SHORT TASK:
Reproduce the material verbatim from the line with "374, 414, 400]" to the line with "590, 918, 605]", including both of those lines.

DATA SECTION:
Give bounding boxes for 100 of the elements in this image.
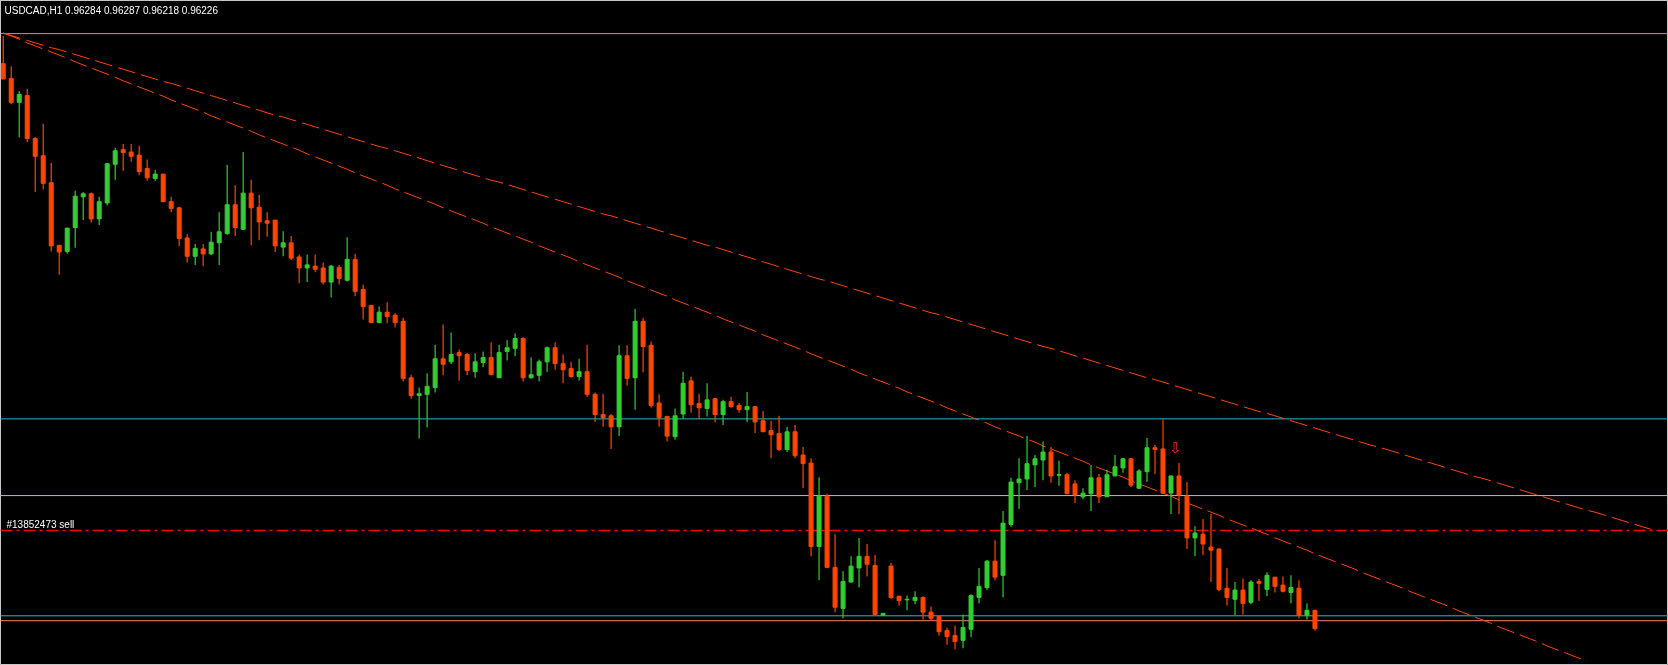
candlestick	[408, 374, 414, 400]
candlestick	[112, 147, 118, 181]
candlestick	[144, 158, 150, 182]
candlestick	[1016, 457, 1022, 510]
candlestick	[752, 406, 758, 434]
candlestick	[920, 595, 926, 621]
candlestick	[1208, 513, 1214, 583]
candlestick	[1104, 469, 1110, 498]
candlestick	[992, 539, 998, 581]
candlestick	[592, 391, 598, 423]
candlestick	[624, 344, 630, 387]
candlestick	[912, 590, 918, 605]
candlestick	[792, 424, 798, 459]
candlestick	[864, 543, 870, 578]
candlestick	[576, 358, 582, 382]
candlestick	[440, 323, 446, 376]
candlestick	[1088, 464, 1094, 512]
candlestick	[1224, 567, 1230, 606]
candlestick	[712, 398, 718, 424]
candlestick	[1248, 579, 1254, 605]
candlestick	[1168, 475, 1174, 515]
candlestick	[856, 537, 862, 589]
candlestick	[544, 345, 550, 373]
candlestick	[448, 331, 454, 365]
candlestick	[1304, 602, 1310, 621]
annotation: ⇩	[1169, 438, 1182, 457]
candlestick	[1032, 454, 1038, 488]
candlestick	[848, 555, 854, 583]
candlestick	[664, 415, 670, 443]
candlestick	[320, 261, 326, 286]
candlestick	[1072, 479, 1078, 504]
candlestick	[1240, 577, 1246, 616]
candlestick	[936, 615, 942, 637]
candlestick	[760, 410, 766, 433]
candlestick	[32, 136, 38, 193]
candlestick	[552, 341, 558, 371]
candlestick	[720, 399, 726, 426]
candlestick	[288, 235, 294, 261]
candlestick	[704, 382, 710, 418]
candlestick	[904, 594, 910, 611]
candlestick	[1264, 571, 1270, 597]
candlestick	[584, 344, 590, 398]
candlestick	[344, 236, 350, 283]
candlestick	[560, 353, 566, 384]
candlestick	[1256, 578, 1262, 602]
candlestick	[280, 230, 286, 257]
candlestick	[248, 179, 254, 246]
candlestick	[512, 333, 518, 357]
candlestick	[784, 426, 790, 453]
candlestick	[672, 407, 678, 441]
candlestick	[656, 393, 662, 428]
ref-line-label: #13852473 sell	[6, 518, 75, 530]
candlestick	[264, 211, 270, 238]
candlestick	[1096, 473, 1102, 504]
candlestick	[80, 191, 86, 221]
candlestick	[1200, 518, 1206, 556]
candlestick	[1048, 446, 1054, 484]
candlestick	[304, 253, 310, 283]
candlestick	[456, 348, 462, 382]
candlestick	[1232, 581, 1238, 616]
candlestick	[184, 233, 190, 264]
candlestick	[16, 90, 22, 138]
candlestick	[480, 350, 486, 368]
candlestick	[56, 244, 62, 276]
candlestick	[336, 264, 342, 286]
candlestick	[1288, 574, 1294, 605]
candlestick	[800, 446, 806, 489]
candlestick	[424, 372, 430, 429]
candlestick	[696, 393, 702, 420]
candlestick	[136, 145, 142, 176]
candlestick	[1024, 435, 1030, 491]
candlestick	[1176, 462, 1182, 515]
candlestick	[600, 393, 606, 428]
candlestick	[1136, 468, 1142, 490]
candlestick	[536, 358, 542, 383]
candlestick	[416, 387, 422, 440]
candlestick	[1112, 454, 1118, 477]
candlestick	[744, 391, 750, 423]
candlestick	[960, 613, 966, 649]
candlestick	[1152, 444, 1158, 475]
candlestick	[232, 184, 238, 237]
candlestick	[1056, 460, 1062, 487]
candlestick	[1192, 525, 1198, 557]
candlestick	[504, 339, 510, 362]
candlestick	[944, 626, 950, 646]
candlestick	[120, 143, 126, 172]
candlestick	[952, 625, 958, 651]
candlestick	[1080, 487, 1086, 500]
chart-title: USDCAD,H1 0.96284 0.96287 0.96218 0.96226	[4, 4, 219, 16]
candlestick	[976, 567, 982, 605]
candlestick	[488, 341, 494, 376]
candlestick	[200, 243, 206, 267]
candlestick	[8, 65, 14, 105]
candlestick	[192, 243, 198, 266]
candlestick	[1064, 472, 1070, 495]
candlestick	[1144, 437, 1150, 483]
candlestick	[1040, 440, 1046, 481]
candlestick	[328, 264, 334, 299]
candlestick	[96, 196, 102, 226]
candlestick	[472, 352, 478, 379]
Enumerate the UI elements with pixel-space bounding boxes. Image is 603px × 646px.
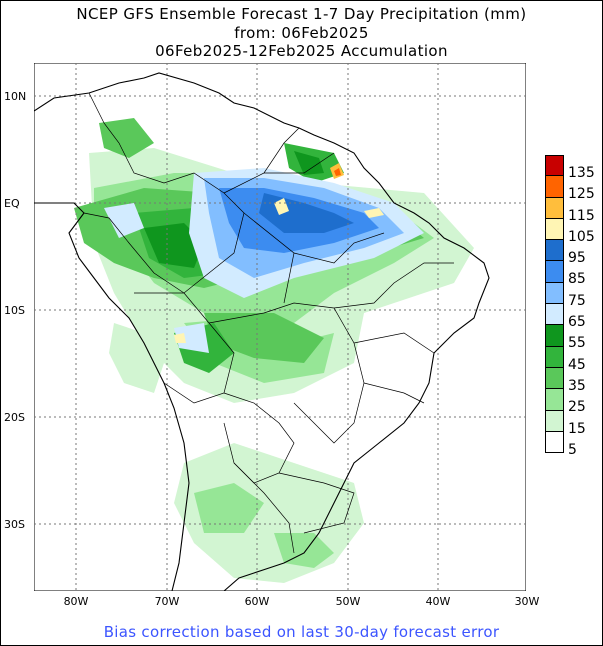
forecast-start: from: 06Feb2025	[234, 24, 369, 42]
legend-level: 85	[545, 261, 597, 286]
lon-label-70w: 70W	[154, 595, 180, 608]
legend-label: 105	[568, 228, 595, 245]
map-title: NCEP GFS Ensemble Forecast 1-7 Day Preci…	[76, 5, 527, 23]
legend-swatch	[545, 304, 564, 326]
lon-label-50w: 50W	[335, 595, 361, 608]
lon-label-40w: 40W	[425, 595, 451, 608]
legend-label: 5	[568, 441, 577, 458]
lat-label-10s: 10S	[4, 304, 25, 317]
legend-level: 75	[545, 282, 597, 308]
legend-swatch	[545, 410, 564, 432]
precipitation-legend: 135 125 115 105 95 85 75 65 55 45 35 25 15 5	[545, 155, 597, 457]
legend-label: 45	[568, 356, 586, 373]
legend-level: 95	[545, 240, 597, 265]
borders	[83, 92, 454, 554]
accumulation-period: 06Feb2025-12Feb2025 Accumulation	[155, 42, 448, 60]
legend-level: 115	[545, 197, 597, 223]
legend-swatch	[545, 240, 564, 262]
legend-swatch	[545, 367, 564, 390]
legend-label: 95	[568, 250, 586, 267]
lat-label-20s: 20S	[4, 411, 25, 424]
bias-correction-note: Bias correction based on last 30-day for…	[103, 623, 500, 641]
legend-swatch	[545, 197, 564, 219]
legend-label: 35	[568, 377, 586, 394]
legend-level: 25	[545, 389, 597, 414]
legend-level: 55	[545, 325, 597, 350]
legend-swatch	[545, 282, 564, 305]
legend-swatch	[545, 431, 564, 454]
legend-level: 15	[545, 410, 597, 436]
legend-label: 135	[568, 165, 595, 181]
legend-swatch	[545, 389, 564, 411]
legend-level: 65	[545, 304, 597, 329]
lat-label-30s: 30S	[4, 518, 25, 531]
lat-label-10n: 10N	[4, 90, 27, 103]
lat-label-eq: EQ	[4, 197, 20, 210]
legend-label: 65	[568, 314, 586, 331]
legend-label: 115	[568, 207, 595, 224]
legend-label: 25	[568, 399, 586, 416]
precipitation-map	[34, 63, 526, 591]
legend-swatch	[545, 346, 564, 368]
legend-level: 5	[545, 431, 597, 457]
legend-label: 55	[568, 335, 586, 352]
legend-swatch	[545, 176, 564, 198]
lon-label-60w: 60W	[244, 595, 270, 608]
legend-level: 35	[545, 367, 597, 393]
legend-swatch	[545, 218, 564, 241]
legend-level: 135	[545, 155, 597, 180]
legend-label: 75	[568, 292, 586, 309]
legend-label: 15	[568, 420, 586, 437]
graticule	[34, 63, 526, 591]
legend-level: 105	[545, 218, 597, 244]
legend-label: 125	[568, 186, 595, 203]
legend-swatch	[545, 261, 564, 283]
lon-label-80w: 80W	[63, 595, 89, 608]
legend-level: 125	[545, 176, 597, 201]
legend-swatch	[545, 155, 564, 177]
legend-label: 85	[568, 271, 586, 288]
lon-label-30w: 30W	[514, 595, 540, 608]
legend-swatch	[545, 325, 564, 347]
coastline	[34, 72, 490, 591]
legend-level: 45	[545, 346, 597, 372]
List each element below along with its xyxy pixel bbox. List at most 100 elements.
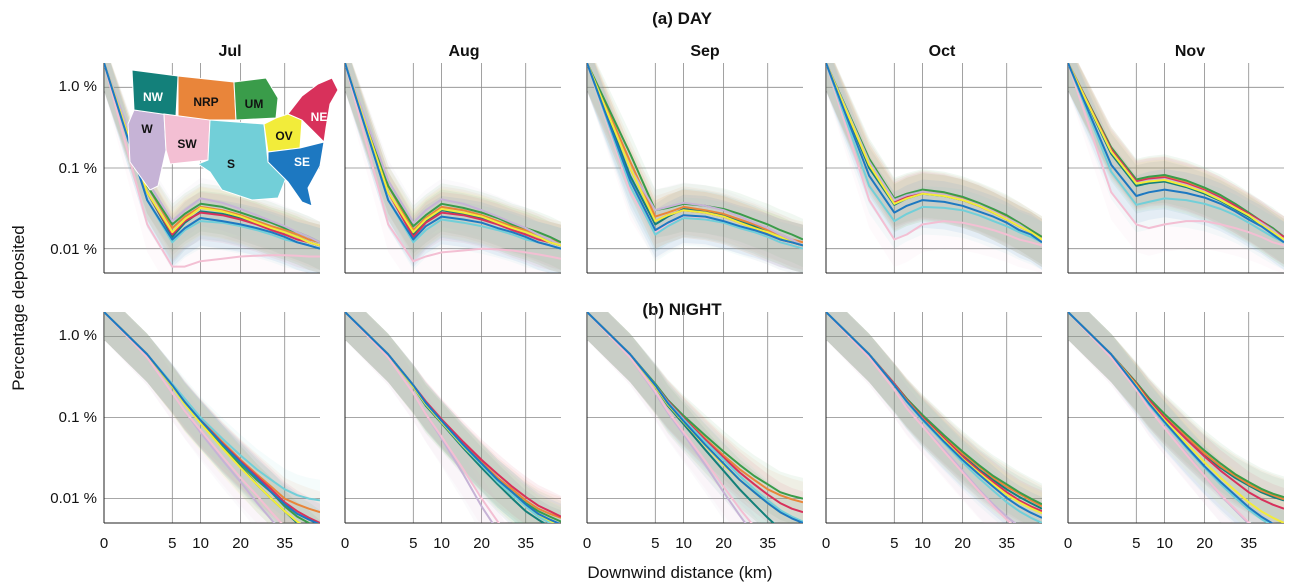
y-tick-label: 1.0 % <box>59 78 97 95</box>
band-nrp <box>1068 63 1284 265</box>
x-tick-label: 5 <box>168 535 176 552</box>
map-label-nrp: NRP <box>193 95 218 109</box>
day-subplot-oct <box>825 63 1042 274</box>
month-title-sep: Sep <box>690 43 720 60</box>
x-tick-label: 20 <box>954 535 971 552</box>
band-s <box>587 312 803 523</box>
series-line-um <box>345 63 561 244</box>
band-s <box>826 312 1042 523</box>
map-label-s: S <box>227 157 235 171</box>
map-label-ov: OV <box>275 129 292 143</box>
day-subplot-sep <box>586 63 803 274</box>
series-line-sw <box>1068 63 1284 247</box>
series-line-ov <box>345 63 561 247</box>
x-tick-label: 10 <box>192 535 209 552</box>
x-tick-label: 35 <box>276 535 293 552</box>
band-um <box>104 312 320 523</box>
map-region-s <box>196 119 287 201</box>
map-region-ne <box>287 77 339 144</box>
series-line-sw <box>826 312 1012 523</box>
map-label-um: UM <box>245 97 264 111</box>
band-nw <box>826 312 1042 523</box>
plot-area <box>104 312 320 523</box>
x-tick-label: 35 <box>1240 535 1257 552</box>
series-line-ov <box>587 63 803 247</box>
band-ov <box>826 312 1042 523</box>
band-w <box>345 312 506 523</box>
y-tick-label: 0.01 % <box>50 241 97 258</box>
band-ov <box>587 312 803 523</box>
plot-area <box>587 63 803 273</box>
x-tick-label: 5 <box>890 535 898 552</box>
band-w <box>826 312 1042 523</box>
series-line-se <box>826 63 1042 244</box>
band-sw <box>1068 63 1284 273</box>
y-tick-labels-night: 1.0 % 0.1 % 0.01 % <box>50 327 97 507</box>
band-se <box>1068 63 1284 270</box>
night-panel-title: (b) NIGHT <box>642 300 722 319</box>
y-tick-label: 0.01 % <box>50 490 97 507</box>
band-nrp <box>587 312 803 523</box>
band-sw <box>345 63 561 273</box>
series-line-ne <box>104 63 320 247</box>
band-ov <box>345 312 561 523</box>
series-line-sw <box>345 63 561 263</box>
day-panel-title: (a) DAY <box>652 9 712 28</box>
night-subplot-jul: 0 5 10 20 35 <box>100 312 320 552</box>
x-tick-label: 0 <box>100 535 108 552</box>
x-tick-label: 0 <box>583 535 591 552</box>
x-tick-label: 35 <box>517 535 534 552</box>
x-tick-label: 35 <box>998 535 1015 552</box>
y-tick-label: 0.1 % <box>59 409 97 426</box>
night-subplot-nov: 0 5 10 20 35 <box>1064 312 1284 552</box>
map-region-se <box>267 141 325 207</box>
x-tick-label: 0 <box>341 535 349 552</box>
subplots: 0 5 10 20 35 0 5 10 20 35 0 5 10 20 35 0 5 10 20 35 0 5 10 20 35 <box>100 63 1284 552</box>
band-se <box>587 312 803 523</box>
band-ne <box>104 312 320 523</box>
x-tick-label: 10 <box>433 535 450 552</box>
plot-area <box>345 312 561 523</box>
series-line-se <box>826 312 1042 519</box>
month-title-jul: Jul <box>218 43 241 60</box>
band-se <box>104 312 320 523</box>
series-line-s <box>587 63 803 250</box>
series-line-w <box>104 63 320 244</box>
band-ne <box>1068 63 1284 265</box>
band-ne <box>345 312 561 523</box>
band-nrp <box>345 312 561 523</box>
band-um <box>587 312 803 523</box>
x-tick-label: 20 <box>232 535 249 552</box>
series-line-se <box>587 312 803 523</box>
series-line-sw <box>345 312 501 523</box>
series-line-s <box>826 63 1042 244</box>
band-um <box>345 312 561 523</box>
map-label-ne: NE <box>311 110 328 124</box>
plot-area <box>104 63 320 273</box>
x-axis-label: Downwind distance (km) <box>587 563 772 582</box>
map-label-nw: NW <box>143 90 164 104</box>
map-label-w: W <box>141 122 153 136</box>
band-sw <box>104 63 320 273</box>
series-line-s <box>1068 63 1284 244</box>
day-subplot-nov <box>1067 63 1284 274</box>
series-line-se <box>1068 312 1274 523</box>
month-title-oct: Oct <box>929 43 956 60</box>
plot-area <box>345 63 561 273</box>
map-label-se: SE <box>294 155 310 169</box>
series-line-sw <box>587 312 753 523</box>
y-tick-labels-day: 1.0 % 0.1 % 0.01 % <box>50 78 97 258</box>
series-line-ne <box>345 63 561 247</box>
band-nw <box>826 63 1042 268</box>
band-s <box>345 312 561 523</box>
series-line-w <box>345 63 561 247</box>
series-line-sw <box>104 312 283 523</box>
x-tick-label: 20 <box>715 535 732 552</box>
series-line-w <box>587 63 803 247</box>
band-w <box>1068 63 1284 268</box>
series-line-se <box>104 312 320 523</box>
map-region-sw <box>163 113 211 165</box>
band-s <box>1068 312 1284 523</box>
band-um <box>587 63 803 268</box>
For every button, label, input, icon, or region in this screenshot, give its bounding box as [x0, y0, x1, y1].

TASK RESULT:
candlestick	[408, 374, 414, 400]
candlestick	[112, 147, 118, 181]
candlestick	[144, 158, 150, 182]
candlestick	[1016, 457, 1022, 510]
candlestick	[752, 406, 758, 434]
candlestick	[920, 595, 926, 621]
candlestick	[1208, 513, 1214, 583]
candlestick	[1104, 469, 1110, 498]
candlestick	[992, 539, 998, 581]
candlestick	[592, 391, 598, 423]
candlestick	[624, 344, 630, 387]
candlestick	[912, 590, 918, 605]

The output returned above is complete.